Problem to work on = Return each line of the records holding the string "impedance".

━━━

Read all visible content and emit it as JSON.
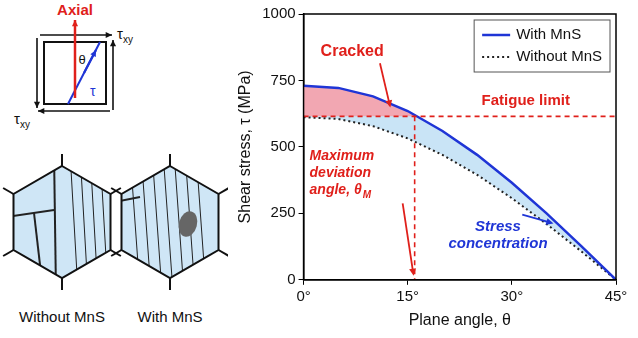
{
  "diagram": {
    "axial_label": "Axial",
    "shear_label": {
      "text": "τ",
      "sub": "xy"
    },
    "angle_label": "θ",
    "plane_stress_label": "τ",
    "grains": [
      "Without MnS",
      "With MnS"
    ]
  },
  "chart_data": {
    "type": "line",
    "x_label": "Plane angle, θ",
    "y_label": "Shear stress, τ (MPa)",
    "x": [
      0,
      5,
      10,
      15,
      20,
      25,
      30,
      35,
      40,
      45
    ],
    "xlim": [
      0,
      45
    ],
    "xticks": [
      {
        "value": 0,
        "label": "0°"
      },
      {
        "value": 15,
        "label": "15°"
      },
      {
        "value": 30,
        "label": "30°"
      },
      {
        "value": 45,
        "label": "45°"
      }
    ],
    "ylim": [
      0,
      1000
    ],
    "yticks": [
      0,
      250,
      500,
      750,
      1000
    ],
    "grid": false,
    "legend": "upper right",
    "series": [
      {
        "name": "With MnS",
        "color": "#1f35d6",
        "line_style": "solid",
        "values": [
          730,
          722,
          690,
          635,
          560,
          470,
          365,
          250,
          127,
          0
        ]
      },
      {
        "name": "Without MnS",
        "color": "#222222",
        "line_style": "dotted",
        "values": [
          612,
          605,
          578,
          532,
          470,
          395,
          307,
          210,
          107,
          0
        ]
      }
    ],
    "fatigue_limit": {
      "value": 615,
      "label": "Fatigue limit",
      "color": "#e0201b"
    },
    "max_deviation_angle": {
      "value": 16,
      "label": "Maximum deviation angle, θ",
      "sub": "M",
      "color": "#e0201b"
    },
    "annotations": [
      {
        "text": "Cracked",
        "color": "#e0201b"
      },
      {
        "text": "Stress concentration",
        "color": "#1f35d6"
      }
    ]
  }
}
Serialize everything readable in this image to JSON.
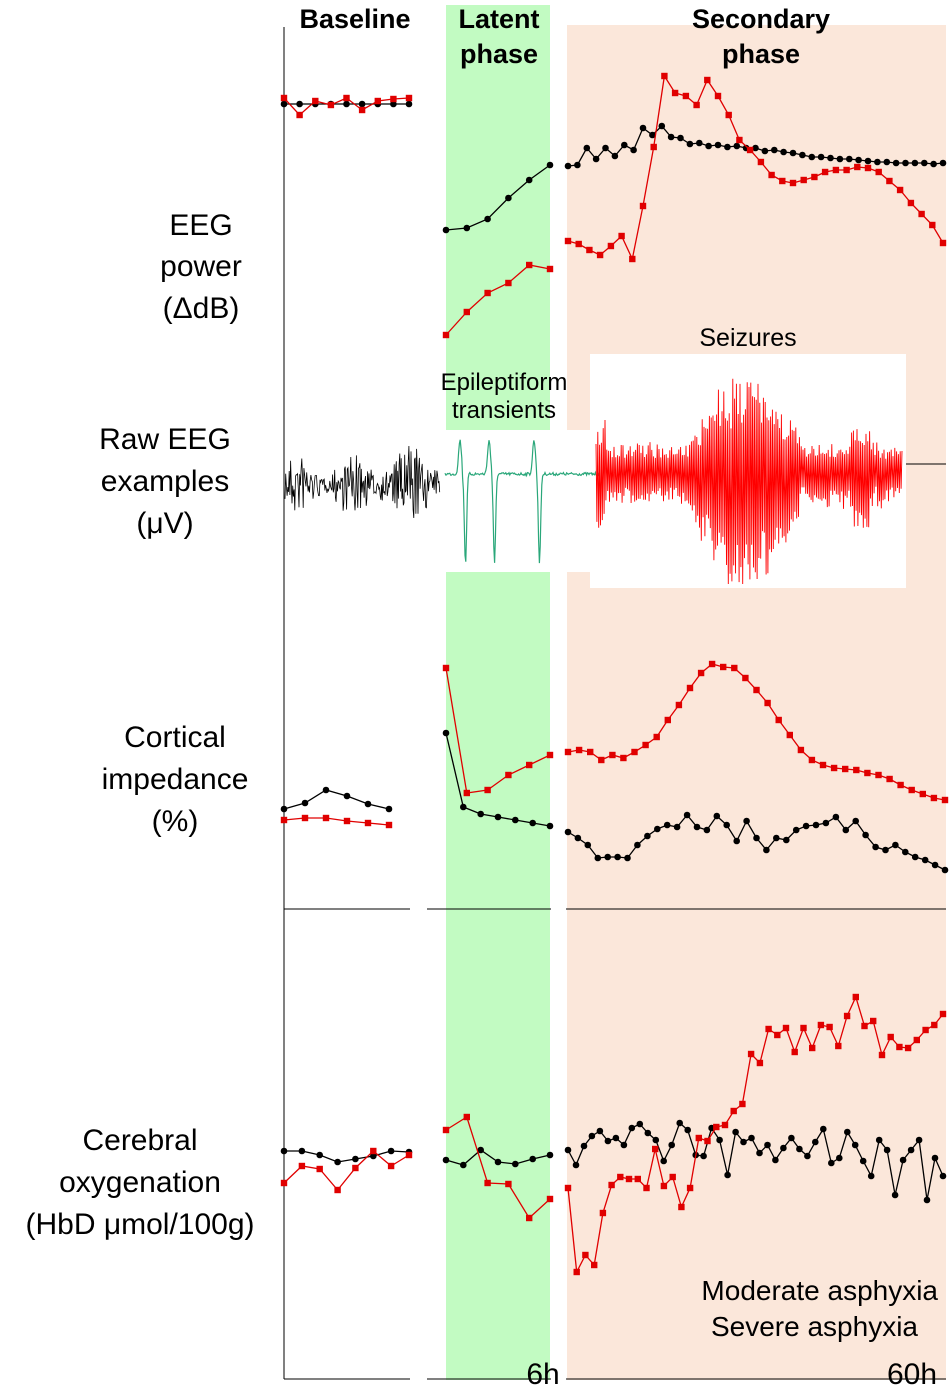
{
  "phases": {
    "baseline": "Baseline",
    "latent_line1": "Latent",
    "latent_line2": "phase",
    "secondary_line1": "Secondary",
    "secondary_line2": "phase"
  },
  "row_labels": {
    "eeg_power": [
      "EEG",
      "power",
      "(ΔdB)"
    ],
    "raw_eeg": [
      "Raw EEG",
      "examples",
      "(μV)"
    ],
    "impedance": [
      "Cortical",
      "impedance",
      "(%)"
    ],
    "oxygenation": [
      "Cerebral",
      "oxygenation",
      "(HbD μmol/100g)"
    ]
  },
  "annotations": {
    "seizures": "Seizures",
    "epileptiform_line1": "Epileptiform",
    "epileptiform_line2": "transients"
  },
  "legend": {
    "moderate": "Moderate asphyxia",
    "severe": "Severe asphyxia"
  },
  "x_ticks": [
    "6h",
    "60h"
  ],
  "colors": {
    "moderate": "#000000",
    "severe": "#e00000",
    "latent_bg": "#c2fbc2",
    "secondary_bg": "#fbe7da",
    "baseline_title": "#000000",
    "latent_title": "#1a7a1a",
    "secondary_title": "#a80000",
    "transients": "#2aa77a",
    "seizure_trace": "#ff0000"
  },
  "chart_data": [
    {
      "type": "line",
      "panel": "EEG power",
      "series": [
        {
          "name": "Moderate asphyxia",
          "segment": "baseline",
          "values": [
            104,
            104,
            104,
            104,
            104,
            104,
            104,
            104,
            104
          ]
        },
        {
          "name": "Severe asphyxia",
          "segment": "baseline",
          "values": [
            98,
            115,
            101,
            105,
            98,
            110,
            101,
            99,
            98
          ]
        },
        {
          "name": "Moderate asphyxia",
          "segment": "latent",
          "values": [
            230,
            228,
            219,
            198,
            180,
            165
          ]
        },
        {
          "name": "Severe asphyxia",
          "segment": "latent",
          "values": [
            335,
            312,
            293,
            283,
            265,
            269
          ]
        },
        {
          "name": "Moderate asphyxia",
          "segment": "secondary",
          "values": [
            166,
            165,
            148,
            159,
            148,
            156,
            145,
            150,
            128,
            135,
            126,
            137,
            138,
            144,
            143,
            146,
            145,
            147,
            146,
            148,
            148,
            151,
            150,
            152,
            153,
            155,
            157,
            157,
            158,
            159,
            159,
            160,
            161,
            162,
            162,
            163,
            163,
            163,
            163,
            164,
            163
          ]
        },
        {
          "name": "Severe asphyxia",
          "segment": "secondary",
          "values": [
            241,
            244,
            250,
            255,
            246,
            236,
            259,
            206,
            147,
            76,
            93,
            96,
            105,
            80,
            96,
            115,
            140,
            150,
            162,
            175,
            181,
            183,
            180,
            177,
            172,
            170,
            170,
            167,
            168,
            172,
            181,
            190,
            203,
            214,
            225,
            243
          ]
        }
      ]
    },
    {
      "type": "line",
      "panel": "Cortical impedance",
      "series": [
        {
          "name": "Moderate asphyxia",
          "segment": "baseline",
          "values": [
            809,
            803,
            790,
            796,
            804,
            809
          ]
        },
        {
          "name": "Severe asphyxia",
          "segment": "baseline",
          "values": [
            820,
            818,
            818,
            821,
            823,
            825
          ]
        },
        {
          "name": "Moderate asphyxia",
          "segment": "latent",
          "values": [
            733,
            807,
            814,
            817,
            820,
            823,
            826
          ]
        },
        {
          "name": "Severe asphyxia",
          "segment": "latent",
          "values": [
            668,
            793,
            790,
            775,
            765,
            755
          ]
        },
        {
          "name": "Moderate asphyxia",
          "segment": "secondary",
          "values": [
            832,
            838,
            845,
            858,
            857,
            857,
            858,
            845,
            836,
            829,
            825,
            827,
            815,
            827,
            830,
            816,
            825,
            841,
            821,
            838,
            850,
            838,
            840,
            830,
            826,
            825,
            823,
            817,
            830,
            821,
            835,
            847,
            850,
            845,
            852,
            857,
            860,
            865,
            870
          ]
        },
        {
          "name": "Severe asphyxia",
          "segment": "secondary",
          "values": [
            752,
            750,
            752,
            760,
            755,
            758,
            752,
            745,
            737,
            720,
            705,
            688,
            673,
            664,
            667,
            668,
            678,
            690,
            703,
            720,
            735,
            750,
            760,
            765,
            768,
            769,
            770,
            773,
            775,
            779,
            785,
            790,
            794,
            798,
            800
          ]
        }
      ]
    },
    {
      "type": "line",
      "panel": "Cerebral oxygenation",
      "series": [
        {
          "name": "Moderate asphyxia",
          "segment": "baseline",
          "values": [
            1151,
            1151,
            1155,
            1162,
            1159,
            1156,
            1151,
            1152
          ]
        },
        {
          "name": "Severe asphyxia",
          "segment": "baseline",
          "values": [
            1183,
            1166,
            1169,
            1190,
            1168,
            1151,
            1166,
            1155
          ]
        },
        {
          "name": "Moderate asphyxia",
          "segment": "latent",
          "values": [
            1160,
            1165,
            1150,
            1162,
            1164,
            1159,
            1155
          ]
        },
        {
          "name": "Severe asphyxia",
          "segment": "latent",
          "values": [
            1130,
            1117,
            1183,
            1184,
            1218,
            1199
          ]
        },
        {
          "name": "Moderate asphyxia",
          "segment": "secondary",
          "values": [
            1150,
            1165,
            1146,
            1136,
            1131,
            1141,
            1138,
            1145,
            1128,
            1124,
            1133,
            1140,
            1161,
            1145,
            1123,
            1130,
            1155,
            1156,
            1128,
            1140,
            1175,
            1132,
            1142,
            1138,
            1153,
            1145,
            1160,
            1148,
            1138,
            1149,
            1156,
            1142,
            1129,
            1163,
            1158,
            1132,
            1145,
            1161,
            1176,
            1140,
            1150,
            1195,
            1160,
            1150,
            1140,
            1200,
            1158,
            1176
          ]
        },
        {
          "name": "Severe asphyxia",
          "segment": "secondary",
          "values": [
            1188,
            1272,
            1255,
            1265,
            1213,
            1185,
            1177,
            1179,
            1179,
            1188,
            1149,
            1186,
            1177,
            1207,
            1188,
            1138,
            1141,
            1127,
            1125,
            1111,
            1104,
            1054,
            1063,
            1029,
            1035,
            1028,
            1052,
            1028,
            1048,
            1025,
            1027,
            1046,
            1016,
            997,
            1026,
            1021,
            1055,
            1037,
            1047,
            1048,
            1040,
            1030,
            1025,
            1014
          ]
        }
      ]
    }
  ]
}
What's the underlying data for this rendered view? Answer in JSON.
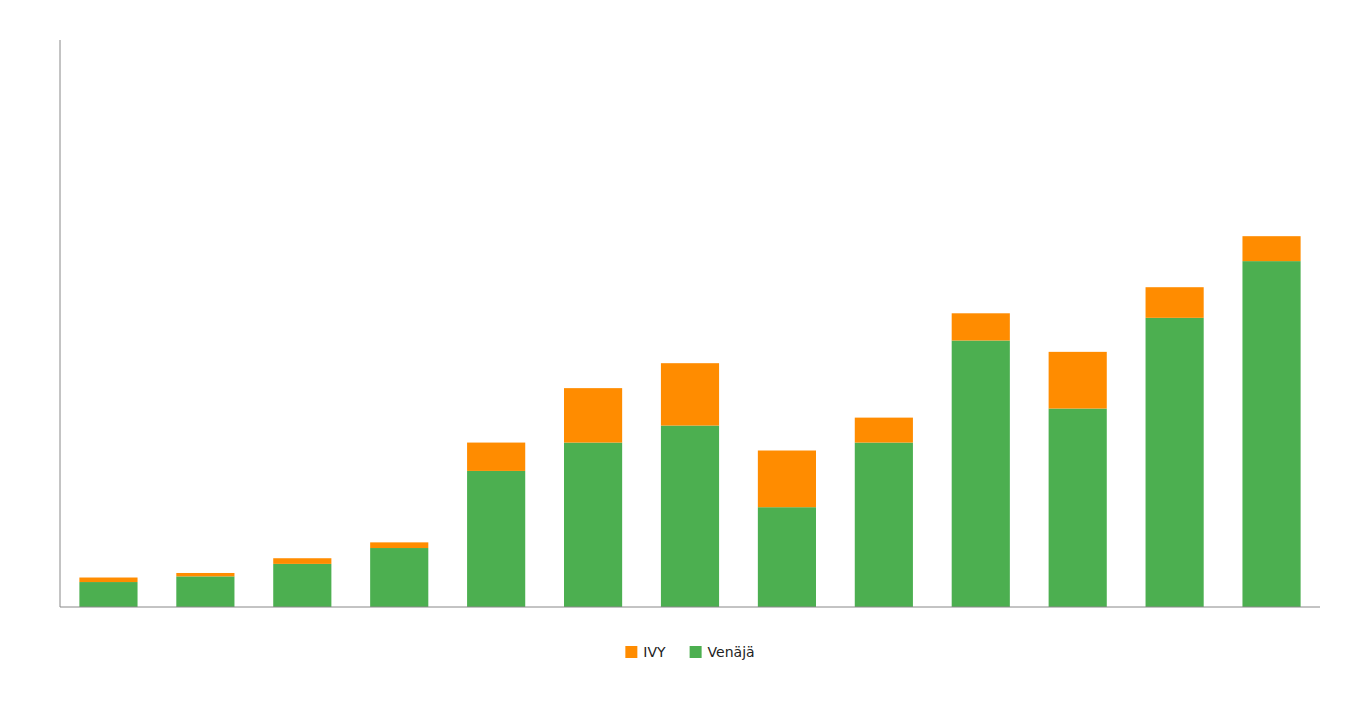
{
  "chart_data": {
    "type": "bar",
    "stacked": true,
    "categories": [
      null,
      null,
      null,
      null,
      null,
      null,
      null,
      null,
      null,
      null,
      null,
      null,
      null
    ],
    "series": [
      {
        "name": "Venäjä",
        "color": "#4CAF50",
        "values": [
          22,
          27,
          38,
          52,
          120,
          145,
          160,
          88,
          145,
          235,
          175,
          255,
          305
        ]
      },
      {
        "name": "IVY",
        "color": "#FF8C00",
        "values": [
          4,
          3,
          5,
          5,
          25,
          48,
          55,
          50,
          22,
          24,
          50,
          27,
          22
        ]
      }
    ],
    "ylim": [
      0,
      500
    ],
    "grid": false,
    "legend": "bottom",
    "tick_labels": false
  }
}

━━━

Written solution =
    "impedance": [
      "impedance",
      "panel": "Cortical impedance",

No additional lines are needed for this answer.